**Work to do:** Filter this data down to the lines that hold "Voimassa", and copy them.

**Extracted records:**
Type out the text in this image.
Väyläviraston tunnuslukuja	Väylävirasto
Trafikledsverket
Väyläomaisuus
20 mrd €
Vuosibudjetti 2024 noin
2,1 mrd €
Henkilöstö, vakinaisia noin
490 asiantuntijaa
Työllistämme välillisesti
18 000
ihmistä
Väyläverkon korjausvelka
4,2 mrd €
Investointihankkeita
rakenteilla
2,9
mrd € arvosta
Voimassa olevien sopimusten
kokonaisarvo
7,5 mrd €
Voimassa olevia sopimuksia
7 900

**Response to the task:**
Voimassa olevien sopimusten
Voimassa olevia sopimuksia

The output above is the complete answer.